■ **Textauszug**:
━━━━━━━━━━━━━━━━━━━━━━━━━━━━━━

Ein Jahr nach den Anschlägen von Brüssel: Juristische Aufarbeitung stockt

Ein Jahr nach den Anschlägen in Brüssel stehen die belgischen Behörden vor der Mammutaufgabe, einen der größten Fälle in der Justizgeschichte ihres Landes zu klären. Bis zum Prozess wird es noch ein langer Weg sein.
Die Anschläge von Brüssel, bei denen 32 Menschen durch mehrere Bomben am Flughafen Zaventem und in der Metrostation Maelbeek den Tod fanden und weit über 300 verletzt wurden, liegen genau ein Jahr zurück. Doch die belgischen Behörden stehen mit ihrer Arbeit noch ganz am Anfang. Neun Verdächtige warten auf ihren Prozess – sie alle sind des Mordes im Zusammenhang mit einem terroristischen Attentat, des versuchten Mordes sowie der Beteiligung an den Taten einer terroristischen Gruppe angeklagt – ob als Täter, Mittäter oder Komplize. Doch nur sechs sitzen in Untersuchungshaft, drei musste die Justiz trotz Anklage wieder freilassen. Denn der Prozessbeginn dürfte sich noch um Jahre verzögern. Zu vieles ist noch im Unklaren.

━━━━━━━━━━━━━━━━━━━━━━━━━━━━━━

■ **Datenblock**:
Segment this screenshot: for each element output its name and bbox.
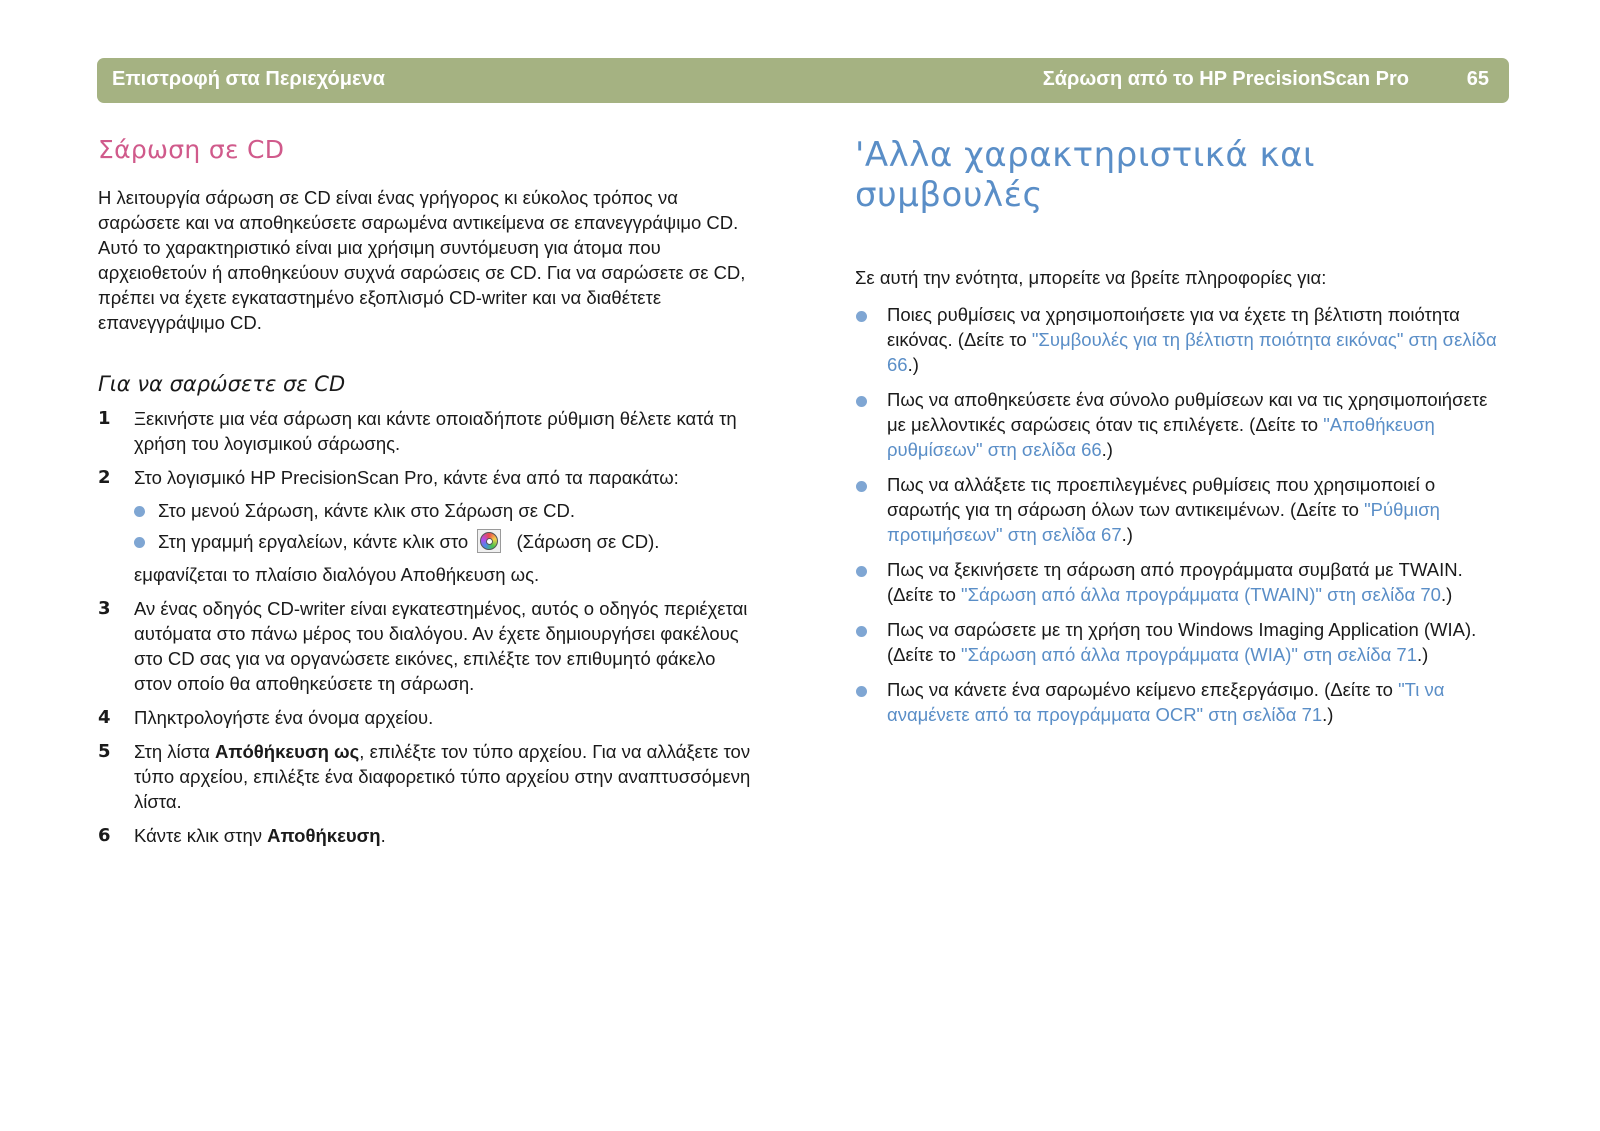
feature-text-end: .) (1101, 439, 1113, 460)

━━━━━━━━━━━━━━━━━━━━━━━━━━━━━━

■ **Zu bearbeitende Aufgaben**:
**a)** Schreiben Sie aus dem Textauszug den Abschnitt zwischen „Ein Jahr nach den Anschlägen in“ und „langer Weg sein.“ einschließlich ab.
**b)** Prüfen Sie anhand des Textauszugs über die Anschläge von Brüssel, ob die folgenden Aussagen stimmen. Beantworten Sie jede mit Ja oder Nein und zitieren Sie wörtlich die entscheidenden Worte: (i) Bei den Anschlägen kamen 32 Menschen ums Leben. (ii) Alle neun Verdächtigen sitzen in Untersuchungshaft. (iii) Der Beginn des Prozesses könnte sich noch um Jahre verzögern.

■ **Lösungen je Aufgabe**:
**a)**
Ein Jahr nach den Anschlägen in Brüssel stehen die belgischen Behörden vor der Mammutaufgabe, einen der größten Fälle in der Justizgeschichte ihres Landes zu klären. Bis zum Prozess wird es noch ein langer Weg sein.

**b)**
(i) Ja: „bei denen 32 Menschen durch mehrere Bomben am Flughafen Zaventem und in der Metrostation Maelbeek den Tod fanden“
(ii) Nein: „Doch nur sechs sitzen in Untersuchungshaft“
(iii) Ja: „Denn der Prozessbeginn dürfte sich noch um Jahre verzögern.“